*To be done*: Could you copy every line from the material below in which "napján" appears?

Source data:

┄┄┄┄┄┄┄┄┄┄

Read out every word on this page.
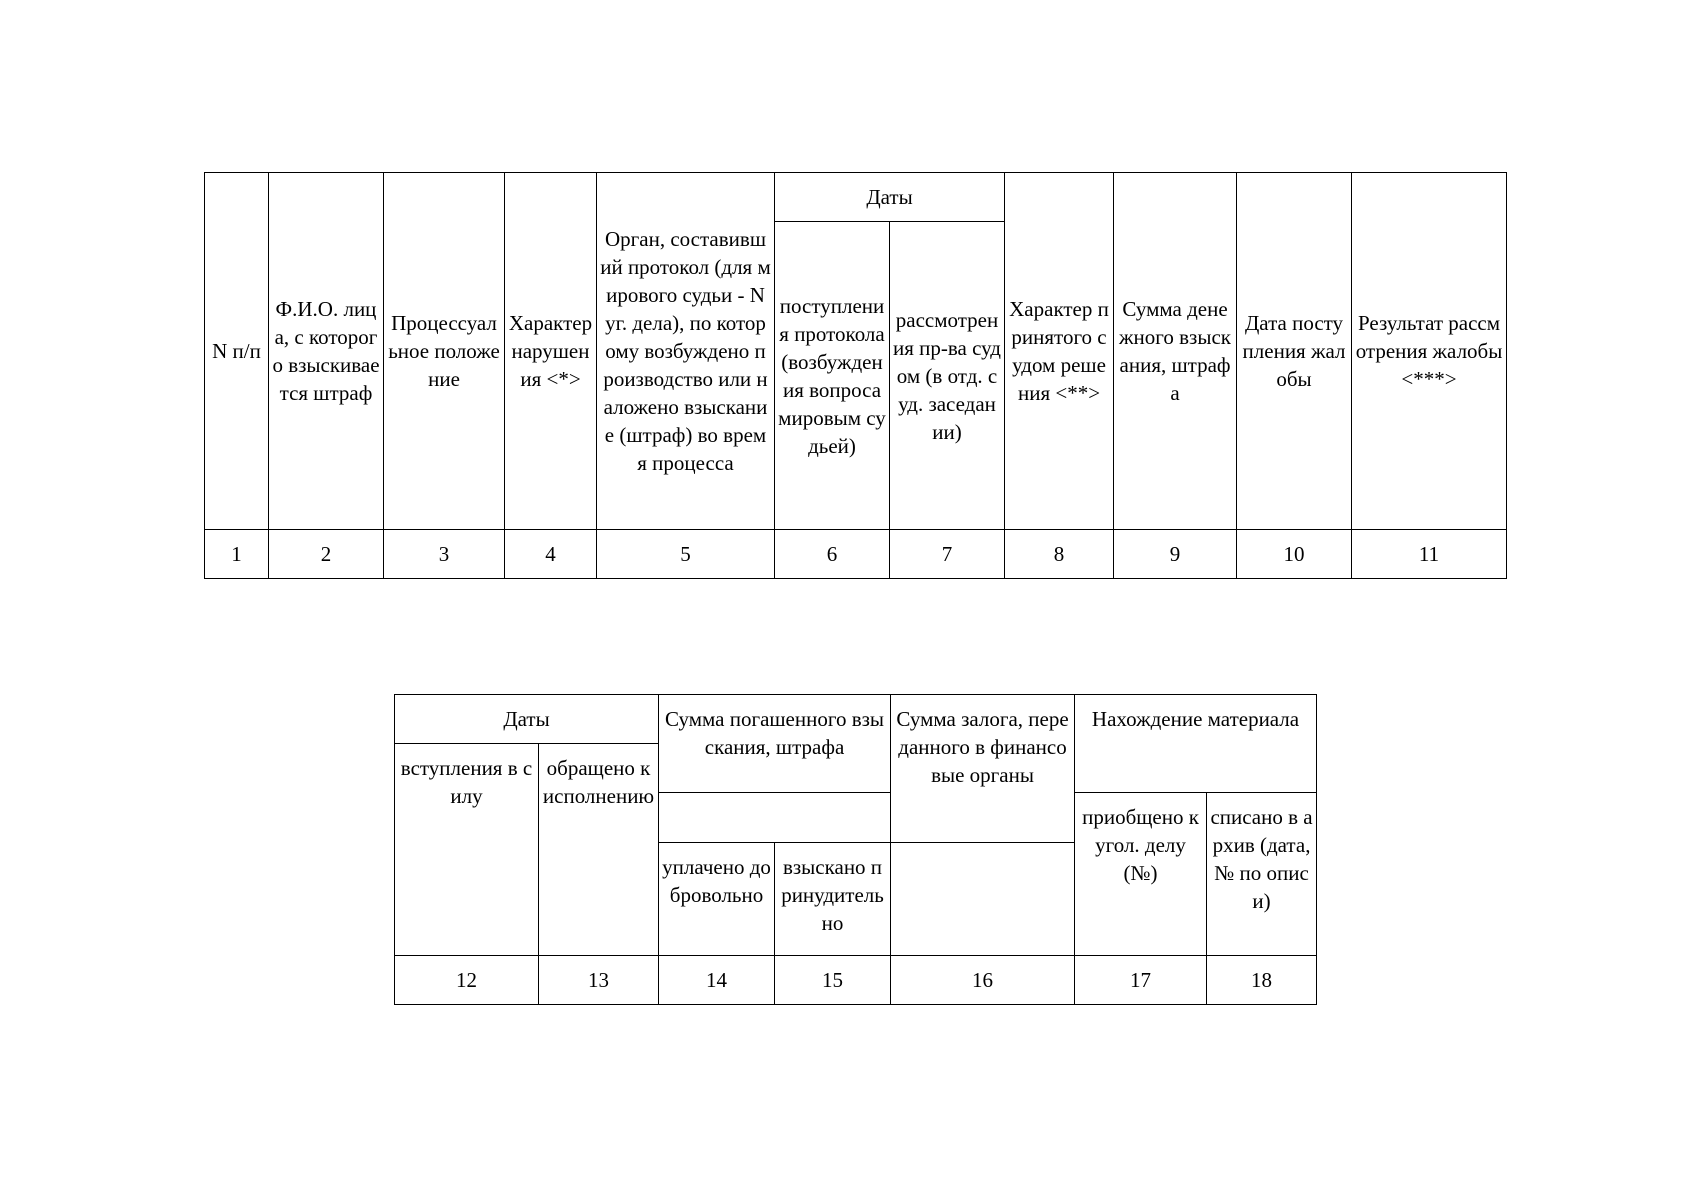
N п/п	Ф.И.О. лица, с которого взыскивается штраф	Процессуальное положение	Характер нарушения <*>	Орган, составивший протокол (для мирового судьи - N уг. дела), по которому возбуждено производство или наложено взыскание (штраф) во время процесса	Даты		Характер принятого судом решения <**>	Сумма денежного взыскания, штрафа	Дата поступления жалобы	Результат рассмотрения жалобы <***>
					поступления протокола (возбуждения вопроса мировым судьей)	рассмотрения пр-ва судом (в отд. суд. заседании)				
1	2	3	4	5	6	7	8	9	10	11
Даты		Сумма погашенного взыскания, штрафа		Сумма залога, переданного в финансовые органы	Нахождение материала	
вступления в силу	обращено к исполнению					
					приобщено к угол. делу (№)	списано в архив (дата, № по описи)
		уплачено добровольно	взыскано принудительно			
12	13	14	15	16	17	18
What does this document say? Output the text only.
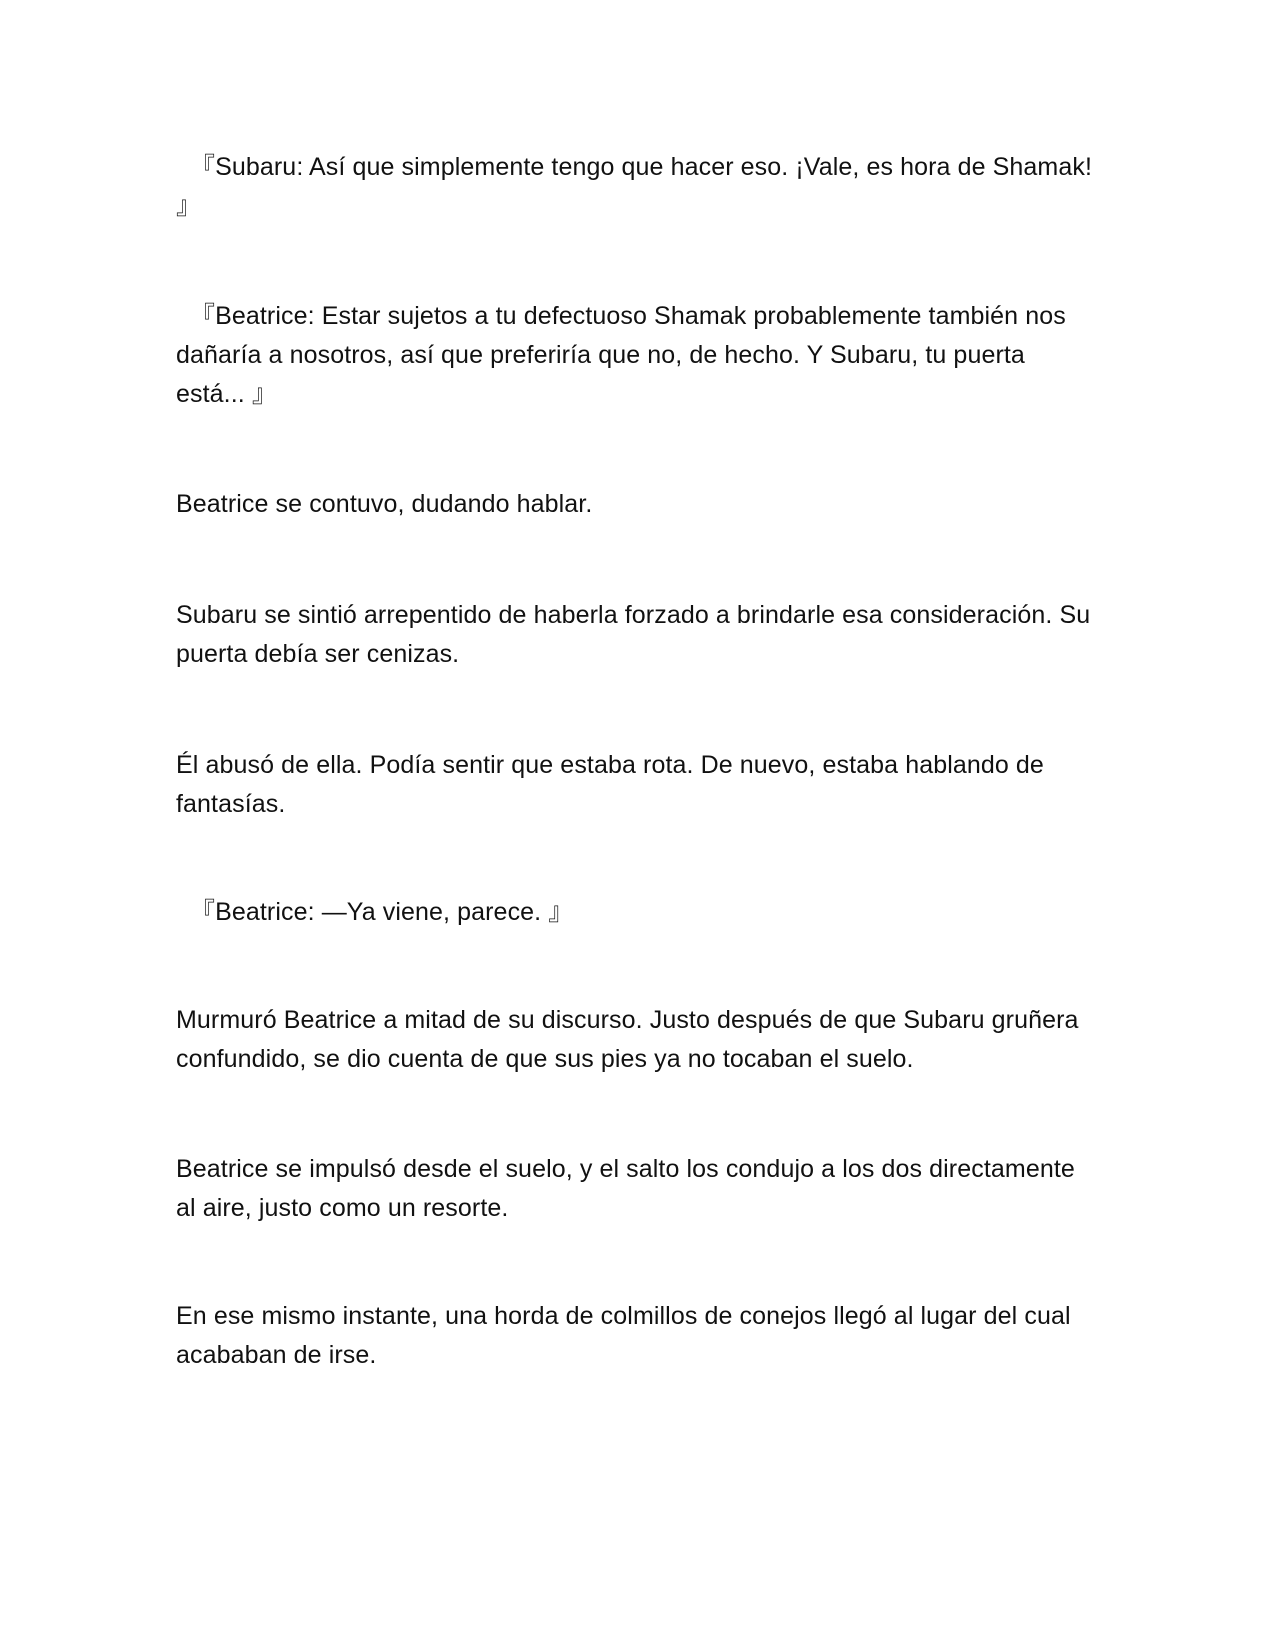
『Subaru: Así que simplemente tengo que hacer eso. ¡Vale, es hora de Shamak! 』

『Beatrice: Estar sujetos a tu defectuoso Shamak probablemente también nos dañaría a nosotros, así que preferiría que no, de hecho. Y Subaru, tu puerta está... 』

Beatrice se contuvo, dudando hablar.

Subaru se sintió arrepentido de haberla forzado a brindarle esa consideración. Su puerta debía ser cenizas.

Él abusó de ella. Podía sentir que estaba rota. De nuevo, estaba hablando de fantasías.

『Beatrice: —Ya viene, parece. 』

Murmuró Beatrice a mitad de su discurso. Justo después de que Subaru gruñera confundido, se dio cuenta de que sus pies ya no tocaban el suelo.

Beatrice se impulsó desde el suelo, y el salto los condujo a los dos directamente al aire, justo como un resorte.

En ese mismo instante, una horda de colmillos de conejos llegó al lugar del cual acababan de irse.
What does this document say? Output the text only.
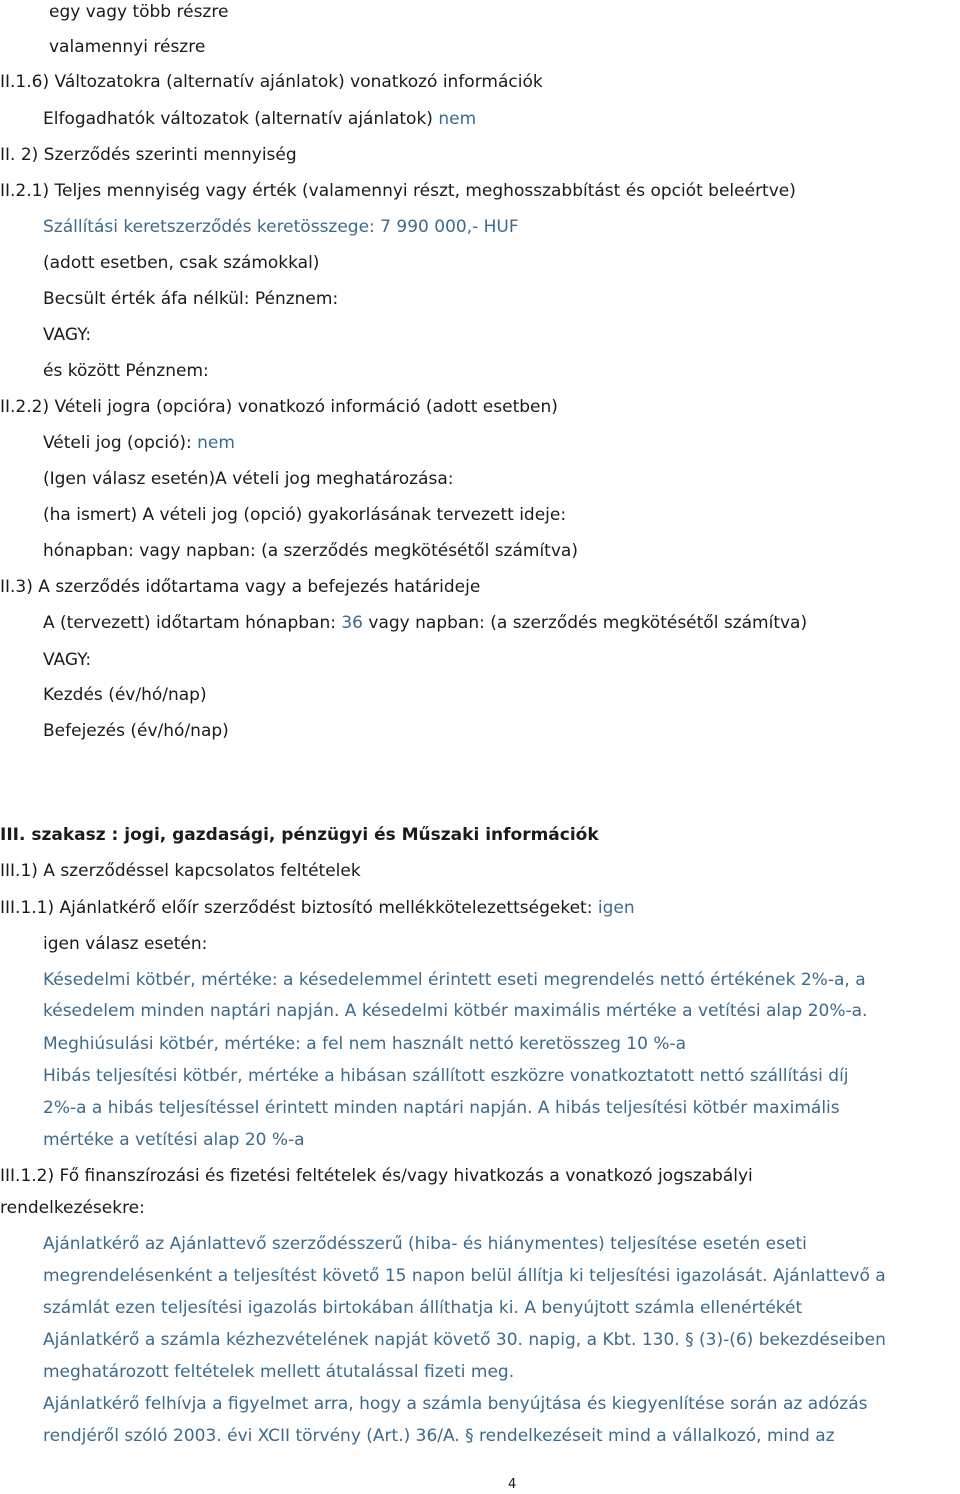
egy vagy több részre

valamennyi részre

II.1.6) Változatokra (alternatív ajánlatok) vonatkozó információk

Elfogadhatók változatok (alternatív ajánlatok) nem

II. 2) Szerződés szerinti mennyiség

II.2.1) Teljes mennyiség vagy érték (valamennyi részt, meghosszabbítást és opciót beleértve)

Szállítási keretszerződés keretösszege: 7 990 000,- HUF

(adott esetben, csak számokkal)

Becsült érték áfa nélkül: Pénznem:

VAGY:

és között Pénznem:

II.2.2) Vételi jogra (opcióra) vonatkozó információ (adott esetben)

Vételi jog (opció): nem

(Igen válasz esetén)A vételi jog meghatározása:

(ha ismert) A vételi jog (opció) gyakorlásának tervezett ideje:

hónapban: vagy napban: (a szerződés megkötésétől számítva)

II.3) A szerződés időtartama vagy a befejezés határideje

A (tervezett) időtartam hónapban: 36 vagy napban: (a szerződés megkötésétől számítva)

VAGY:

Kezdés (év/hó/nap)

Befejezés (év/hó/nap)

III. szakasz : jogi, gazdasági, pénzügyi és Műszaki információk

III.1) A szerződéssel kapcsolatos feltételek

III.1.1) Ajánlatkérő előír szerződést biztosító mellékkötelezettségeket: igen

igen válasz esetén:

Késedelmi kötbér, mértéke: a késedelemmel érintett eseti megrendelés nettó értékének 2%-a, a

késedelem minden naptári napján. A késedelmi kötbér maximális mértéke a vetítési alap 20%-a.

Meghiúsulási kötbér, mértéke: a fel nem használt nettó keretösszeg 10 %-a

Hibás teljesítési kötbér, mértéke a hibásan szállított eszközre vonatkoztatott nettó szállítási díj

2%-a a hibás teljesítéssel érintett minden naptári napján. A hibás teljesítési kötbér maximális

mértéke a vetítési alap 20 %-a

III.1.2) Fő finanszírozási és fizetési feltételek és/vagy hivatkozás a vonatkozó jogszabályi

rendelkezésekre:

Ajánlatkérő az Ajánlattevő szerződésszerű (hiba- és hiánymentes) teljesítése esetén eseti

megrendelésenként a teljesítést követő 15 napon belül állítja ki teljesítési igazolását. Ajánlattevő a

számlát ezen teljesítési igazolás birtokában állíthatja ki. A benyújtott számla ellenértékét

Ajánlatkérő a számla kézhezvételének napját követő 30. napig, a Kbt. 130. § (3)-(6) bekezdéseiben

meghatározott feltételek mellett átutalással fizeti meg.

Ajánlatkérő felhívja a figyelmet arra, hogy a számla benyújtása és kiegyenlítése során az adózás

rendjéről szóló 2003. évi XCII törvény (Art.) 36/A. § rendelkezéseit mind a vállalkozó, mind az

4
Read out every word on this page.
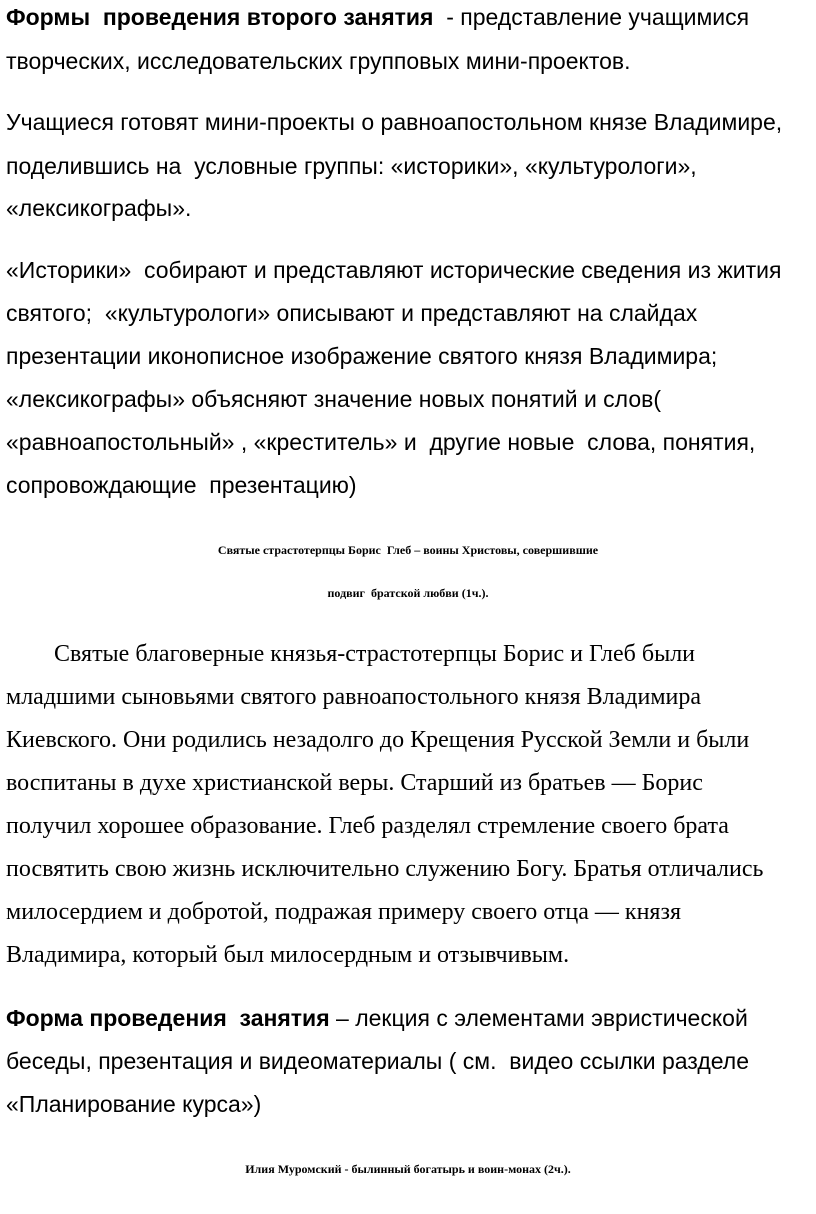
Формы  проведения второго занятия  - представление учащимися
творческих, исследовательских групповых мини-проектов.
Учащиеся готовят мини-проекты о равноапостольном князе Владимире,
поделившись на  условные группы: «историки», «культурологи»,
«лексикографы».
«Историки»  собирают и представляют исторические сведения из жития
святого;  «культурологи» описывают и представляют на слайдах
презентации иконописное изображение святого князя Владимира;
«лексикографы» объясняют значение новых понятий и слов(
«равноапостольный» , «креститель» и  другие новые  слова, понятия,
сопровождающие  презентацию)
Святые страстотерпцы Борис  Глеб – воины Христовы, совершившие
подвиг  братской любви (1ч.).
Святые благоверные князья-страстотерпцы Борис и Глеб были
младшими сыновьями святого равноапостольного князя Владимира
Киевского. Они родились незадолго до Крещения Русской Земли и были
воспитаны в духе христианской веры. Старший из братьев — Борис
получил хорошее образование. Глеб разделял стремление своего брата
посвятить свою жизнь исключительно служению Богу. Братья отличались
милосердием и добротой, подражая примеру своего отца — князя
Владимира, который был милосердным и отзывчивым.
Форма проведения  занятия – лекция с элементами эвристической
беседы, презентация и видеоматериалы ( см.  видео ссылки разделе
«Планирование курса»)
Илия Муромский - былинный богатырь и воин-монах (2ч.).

┄┄┄┄┄┄┄┄┄┄

*Answer for the task*:
késedelem minden naptári napján. A késedelmi kötbér maximális mértéke a vetítési alap 20%-a.
2%-a a hibás teljesítéssel érintett minden naptári napján. A hibás teljesítési kötbér maximális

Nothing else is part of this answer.